▶ [Written instruction]: Every record must be repeated exactly; omit any pictures they contain.

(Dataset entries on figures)
- - - -

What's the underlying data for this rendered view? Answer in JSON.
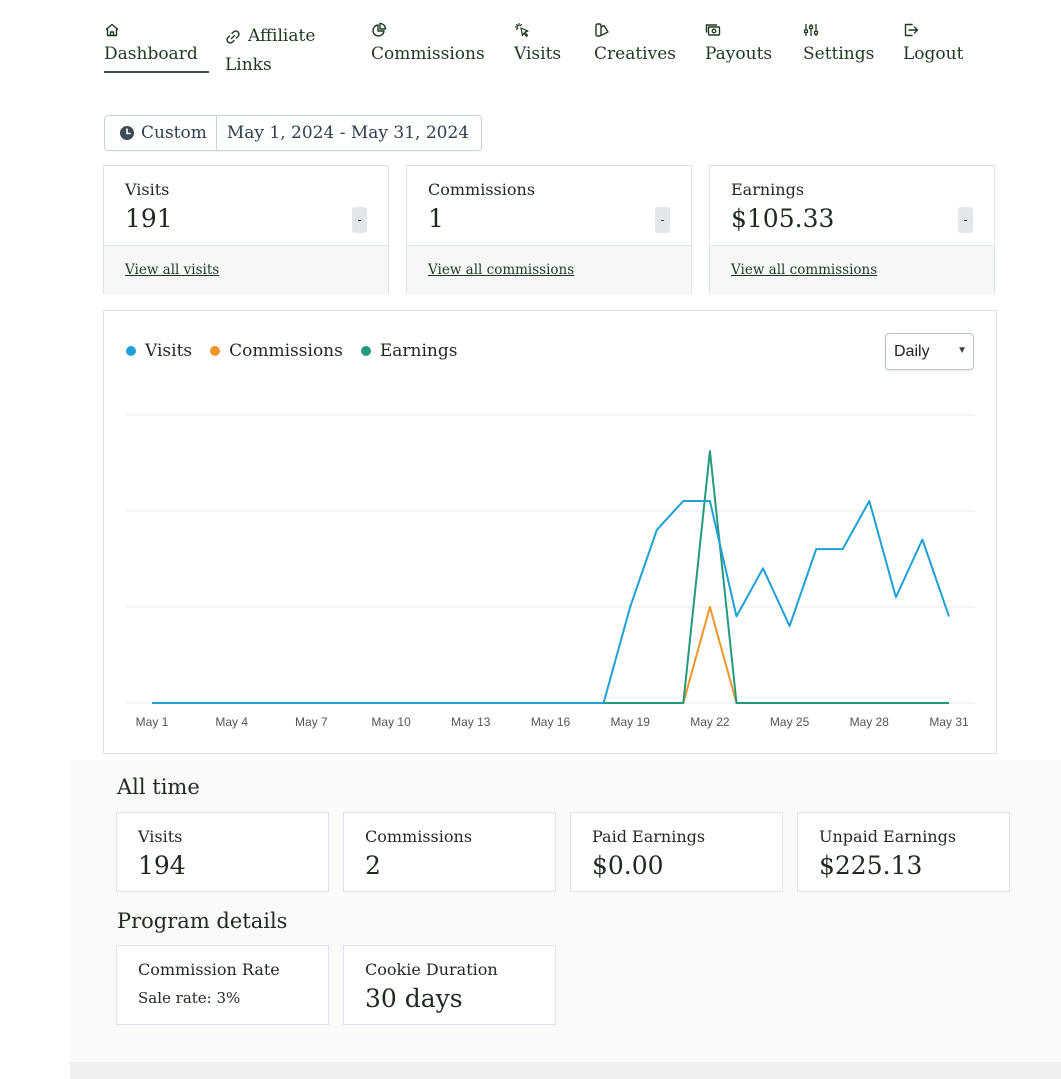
{
  "nav": {
    "items": [
      {
        "label": "Dashboard",
        "icon": "home-icon"
      },
      {
        "label": "Affiliate Links",
        "icon": "link-icon"
      },
      {
        "label": "Commissions",
        "icon": "pie-chart-icon"
      },
      {
        "label": "Visits",
        "icon": "cursor-click-icon"
      },
      {
        "label": "Creatives",
        "icon": "creatives-icon"
      },
      {
        "label": "Payouts",
        "icon": "cash-icon"
      },
      {
        "label": "Settings",
        "icon": "sliders-icon"
      },
      {
        "label": "Logout",
        "icon": "logout-icon"
      }
    ],
    "affiliate_line1": "Affiliate",
    "affiliate_line2": "Links",
    "active": "Dashboard"
  },
  "date_range": {
    "preset": "Custom",
    "range": "May 1, 2024 - May 31, 2024"
  },
  "stats": [
    {
      "label": "Visits",
      "value": "191",
      "badge": "-",
      "link": "View all visits"
    },
    {
      "label": "Commissions",
      "value": "1",
      "badge": "-",
      "link": "View all commissions"
    },
    {
      "label": "Earnings",
      "value": "$105.33",
      "badge": "-",
      "link": "View all commissions"
    }
  ],
  "chart_controls": {
    "interval": "Daily"
  },
  "chart_data": {
    "type": "line",
    "x": [
      "May 1",
      "May 2",
      "May 3",
      "May 4",
      "May 5",
      "May 6",
      "May 7",
      "May 8",
      "May 9",
      "May 10",
      "May 11",
      "May 12",
      "May 13",
      "May 14",
      "May 15",
      "May 16",
      "May 17",
      "May 18",
      "May 19",
      "May 20",
      "May 21",
      "May 22",
      "May 23",
      "May 24",
      "May 25",
      "May 26",
      "May 27",
      "May 28",
      "May 29",
      "May 30",
      "May 31"
    ],
    "x_tick_labels": [
      "May 1",
      "May 4",
      "May 7",
      "May 10",
      "May 13",
      "May 16",
      "May 19",
      "May 22",
      "May 25",
      "May 28",
      "May 31"
    ],
    "series": [
      {
        "name": "Visits",
        "color": "#1fa0d6",
        "values": [
          0,
          0,
          0,
          0,
          0,
          0,
          0,
          0,
          0,
          0,
          0,
          0,
          0,
          0,
          0,
          0,
          0,
          0,
          10,
          18,
          21,
          21,
          9,
          14,
          8,
          16,
          16,
          21,
          11,
          17,
          9
        ]
      },
      {
        "name": "Commissions",
        "color": "#f0952a",
        "values": [
          0,
          0,
          0,
          0,
          0,
          0,
          0,
          0,
          0,
          0,
          0,
          0,
          0,
          0,
          0,
          0,
          0,
          0,
          0,
          0,
          0,
          1,
          0,
          0,
          0,
          0,
          0,
          0,
          0,
          0,
          0
        ]
      },
      {
        "name": "Earnings",
        "color": "#239a7e",
        "values": [
          0,
          0,
          0,
          0,
          0,
          0,
          0,
          0,
          0,
          0,
          0,
          0,
          0,
          0,
          0,
          0,
          0,
          0,
          0,
          0,
          0,
          105.33,
          0,
          0,
          0,
          0,
          0,
          0,
          0,
          0,
          0
        ]
      }
    ],
    "grid": true,
    "legend": "top-left"
  },
  "all_time": {
    "title": "All time",
    "cards": [
      {
        "label": "Visits",
        "value": "194"
      },
      {
        "label": "Commissions",
        "value": "2"
      },
      {
        "label": "Paid Earnings",
        "value": "$0.00"
      },
      {
        "label": "Unpaid Earnings",
        "value": "$225.13"
      }
    ]
  },
  "program": {
    "title": "Program details",
    "cards": [
      {
        "label": "Commission Rate",
        "value": "Sale rate: 3%"
      },
      {
        "label": "Cookie Duration",
        "value": "30 days"
      }
    ]
  }
}
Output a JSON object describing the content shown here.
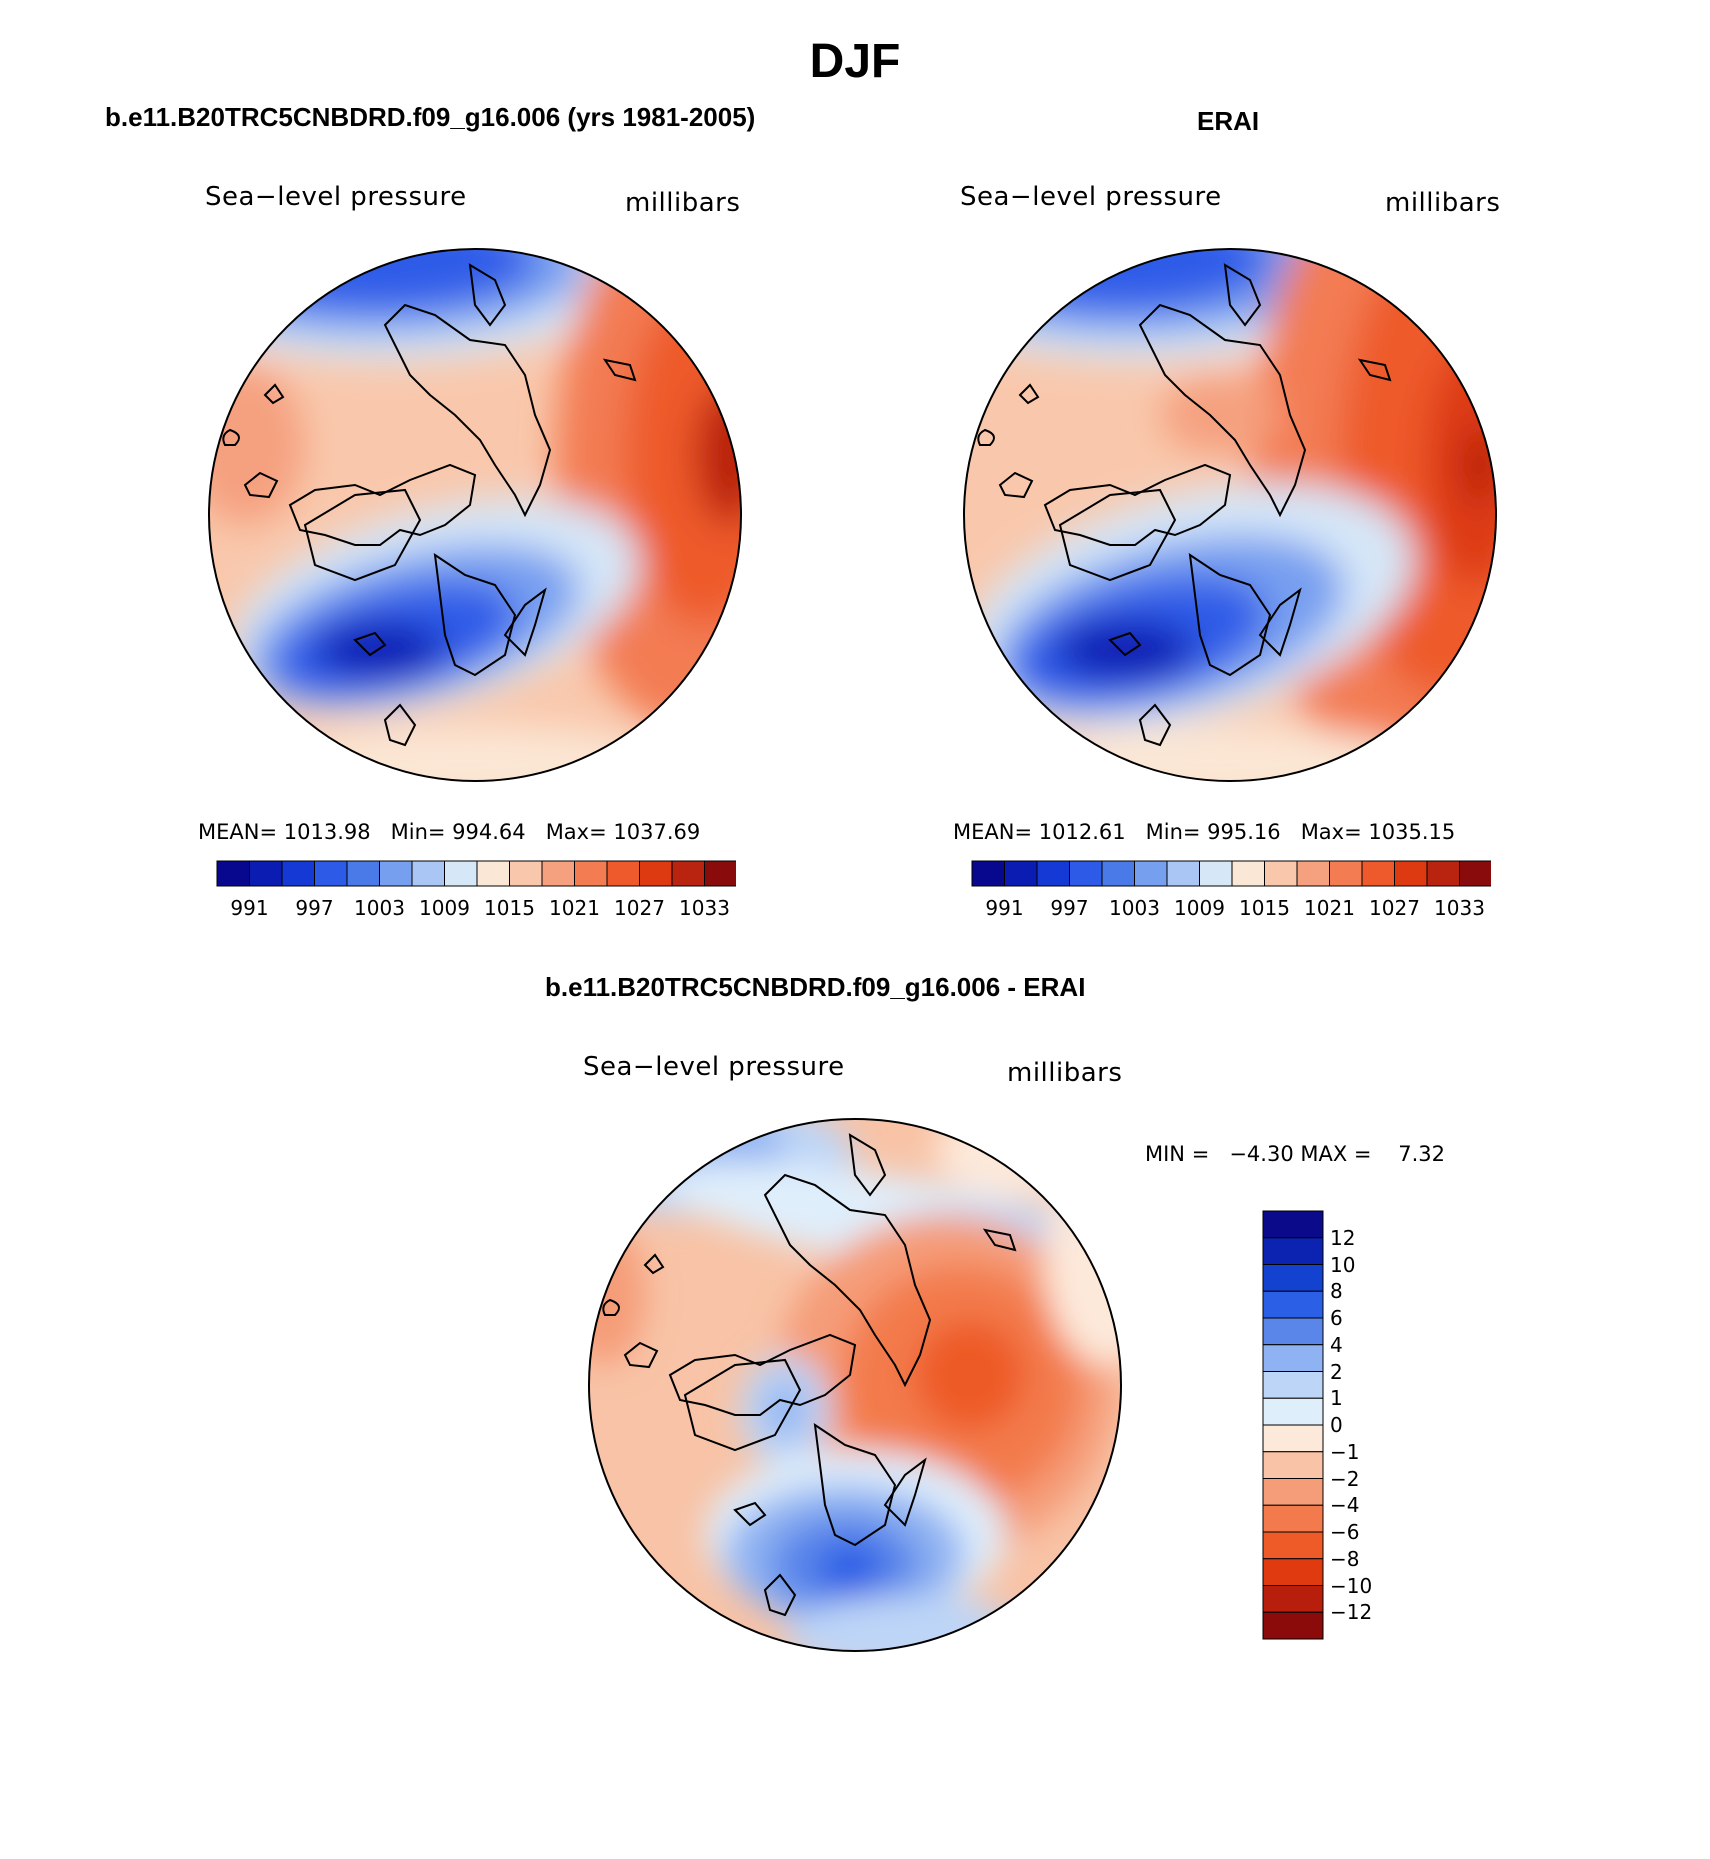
{
  "page": {
    "title": "DJF"
  },
  "panels": [
    {
      "title": "b.e11.B20TRC5CNBDRD.f09_g16.006 (yrs 1981-2005)",
      "left_label": "Sea−level pressure",
      "right_label": "millibars",
      "stats": {
        "mean_label": "MEAN=",
        "mean": "1013.98",
        "min_label": "Min=",
        "min": "994.64",
        "max_label": "Max=",
        "max": "1037.69"
      }
    },
    {
      "title": "ERAI",
      "left_label": "Sea−level pressure",
      "right_label": "millibars",
      "stats": {
        "mean_label": "MEAN=",
        "mean": "1012.61",
        "min_label": "Min=",
        "min": "995.16",
        "max_label": "Max=",
        "max": "1035.15"
      }
    },
    {
      "title": "b.e11.B20TRC5CNBDRD.f09_g16.006 - ERAI",
      "left_label": "Sea−level pressure",
      "right_label": "millibars",
      "stats": {
        "min_label": "MIN =",
        "min": "−4.30",
        "max_label": "MAX =",
        "max": "7.32"
      }
    }
  ],
  "abs_colorbar": {
    "colors": [
      "#08088f",
      "#0b1cb3",
      "#1539d4",
      "#2d5be8",
      "#4a7ae8",
      "#779ff0",
      "#a9c6f5",
      "#d6e7f8",
      "#fbe7d5",
      "#f9c8ac",
      "#f5a07f",
      "#f37c52",
      "#ee5a2c",
      "#dd3a12",
      "#b92410",
      "#8a0b0b"
    ],
    "labels": [
      "991",
      "997",
      "1003",
      "1009",
      "1015",
      "1021",
      "1027",
      "1033"
    ]
  },
  "diff_colorbar": {
    "colors": [
      "#0a0a8a",
      "#0c22b0",
      "#1442d0",
      "#2a5fe6",
      "#5a86ea",
      "#8fb2f2",
      "#bdd5f7",
      "#dfeefb",
      "#fde9da",
      "#f8c3a6",
      "#f59c78",
      "#f37a4c",
      "#ee5a28",
      "#e03a10",
      "#b71f0c",
      "#8b0a0a"
    ],
    "labels": [
      "12",
      "10",
      "8",
      "6",
      "4",
      "2",
      "1",
      "0",
      "−1",
      "−2",
      "−4",
      "−6",
      "−8",
      "−10",
      "−12"
    ]
  }
}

- - - -

▶ [Reply to the task]:
What's the underlying data for this rendered view? Answer in JSON.
{
  "nav": {
    "items": [
      {
        "label": "Dashboard",
        "icon": "home-icon"
      },
      {
        "label": "Affiliate Links",
        "icon": "link-icon"
      },
      {
        "label": "Commissions",
        "icon": "pie-chart-icon"
      },
      {
        "label": "Visits",
        "icon": "cursor-click-icon"
      },
      {
        "label": "Creatives",
        "icon": "creatives-icon"
      },
      {
        "label": "Payouts",
        "icon": "cash-icon"
      },
      {
        "label": "Settings",
        "icon": "sliders-icon"
      },
      {
        "label": "Logout",
        "icon": "logout-icon"
      }
    ],
    "affiliate_line1": "Affiliate",
    "affiliate_line2": "Links",
    "active": "Dashboard"
  },
  "date_range": {
    "preset": "Custom",
    "range": "May 1, 2024 - May 31, 2024"
  },
  "stats": [
    {
      "label": "Visits",
      "value": "191",
      "badge": "-",
      "link": "View all visits"
    },
    {
      "label": "Commissions",
      "value": "1",
      "badge": "-",
      "link": "View all commissions"
    },
    {
      "label": "Earnings",
      "value": "$105.33",
      "badge": "-",
      "link": "View all commissions"
    }
  ],
  "chart_controls": {
    "interval": "Daily"
  },
  "chart_data": {
    "type": "line",
    "x": [
      "May 1",
      "May 2",
      "May 3",
      "May 4",
      "May 5",
      "May 6",
      "May 7",
      "May 8",
      "May 9",
      "May 10",
      "May 11",
      "May 12",
      "May 13",
      "May 14",
      "May 15",
      "May 16",
      "May 17",
      "May 18",
      "May 19",
      "May 20",
      "May 21",
      "May 22",
      "May 23",
      "May 24",
      "May 25",
      "May 26",
      "May 27",
      "May 28",
      "May 29",
      "May 30",
      "May 31"
    ],
    "x_tick_labels": [
      "May 1",
      "May 4",
      "May 7",
      "May 10",
      "May 13",
      "May 16",
      "May 19",
      "May 22",
      "May 25",
      "May 28",
      "May 31"
    ],
    "series": [
      {
        "name": "Visits",
        "color": "#1fa0d6",
        "values": [
          0,
          0,
          0,
          0,
          0,
          0,
          0,
          0,
          0,
          0,
          0,
          0,
          0,
          0,
          0,
          0,
          0,
          0,
          10,
          18,
          21,
          21,
          9,
          14,
          8,
          16,
          16,
          21,
          11,
          17,
          9
        ]
      },
      {
        "name": "Commissions",
        "color": "#f0952a",
        "values": [
          0,
          0,
          0,
          0,
          0,
          0,
          0,
          0,
          0,
          0,
          0,
          0,
          0,
          0,
          0,
          0,
          0,
          0,
          0,
          0,
          0,
          1,
          0,
          0,
          0,
          0,
          0,
          0,
          0,
          0,
          0
        ]
      },
      {
        "name": "Earnings",
        "color": "#239a7e",
        "values": [
          0,
          0,
          0,
          0,
          0,
          0,
          0,
          0,
          0,
          0,
          0,
          0,
          0,
          0,
          0,
          0,
          0,
          0,
          0,
          0,
          0,
          105.33,
          0,
          0,
          0,
          0,
          0,
          0,
          0,
          0,
          0
        ]
      }
    ],
    "grid": true,
    "legend": "top-left"
  },
  "all_time": {
    "title": "All time",
    "cards": [
      {
        "label": "Visits",
        "value": "194"
      },
      {
        "label": "Commissions",
        "value": "2"
      },
      {
        "label": "Paid Earnings",
        "value": "$0.00"
      },
      {
        "label": "Unpaid Earnings",
        "value": "$225.13"
      }
    ]
  },
  "program": {
    "title": "Program details",
    "cards": [
      {
        "label": "Commission Rate",
        "value": "Sale rate: 3%"
      },
      {
        "label": "Cookie Duration",
        "value": "30 days"
      }
    ]
  }
}
Output a JSON object describing the content shown here.
{
  "page": {
    "title": "DJF"
  },
  "panels": [
    {
      "title": "b.e11.B20TRC5CNBDRD.f09_g16.006 (yrs 1981-2005)",
      "left_label": "Sea−level pressure",
      "right_label": "millibars",
      "stats": {
        "mean_label": "MEAN=",
        "mean": "1013.98",
        "min_label": "Min=",
        "min": "994.64",
        "max_label": "Max=",
        "max": "1037.69"
      }
    },
    {
      "title": "ERAI",
      "left_label": "Sea−level pressure",
      "right_label": "millibars",
      "stats": {
        "mean_label": "MEAN=",
        "mean": "1012.61",
        "min_label": "Min=",
        "min": "995.16",
        "max_label": "Max=",
        "max": "1035.15"
      }
    },
    {
      "title": "b.e11.B20TRC5CNBDRD.f09_g16.006 - ERAI",
      "left_label": "Sea−level pressure",
      "right_label": "millibars",
      "stats": {
        "min_label": "MIN =",
        "min": "−4.30",
        "max_label": "MAX =",
        "max": "7.32"
      }
    }
  ],
  "abs_colorbar": {
    "colors": [
      "#08088f",
      "#0b1cb3",
      "#1539d4",
      "#2d5be8",
      "#4a7ae8",
      "#779ff0",
      "#a9c6f5",
      "#d6e7f8",
      "#fbe7d5",
      "#f9c8ac",
      "#f5a07f",
      "#f37c52",
      "#ee5a2c",
      "#dd3a12",
      "#b92410",
      "#8a0b0b"
    ],
    "labels": [
      "991",
      "997",
      "1003",
      "1009",
      "1015",
      "1021",
      "1027",
      "1033"
    ]
  },
  "diff_colorbar": {
    "colors": [
      "#0a0a8a",
      "#0c22b0",
      "#1442d0",
      "#2a5fe6",
      "#5a86ea",
      "#8fb2f2",
      "#bdd5f7",
      "#dfeefb",
      "#fde9da",
      "#f8c3a6",
      "#f59c78",
      "#f37a4c",
      "#ee5a28",
      "#e03a10",
      "#b71f0c",
      "#8b0a0a"
    ],
    "labels": [
      "12",
      "10",
      "8",
      "6",
      "4",
      "2",
      "1",
      "0",
      "−1",
      "−2",
      "−4",
      "−6",
      "−8",
      "−10",
      "−12"
    ]
  }
}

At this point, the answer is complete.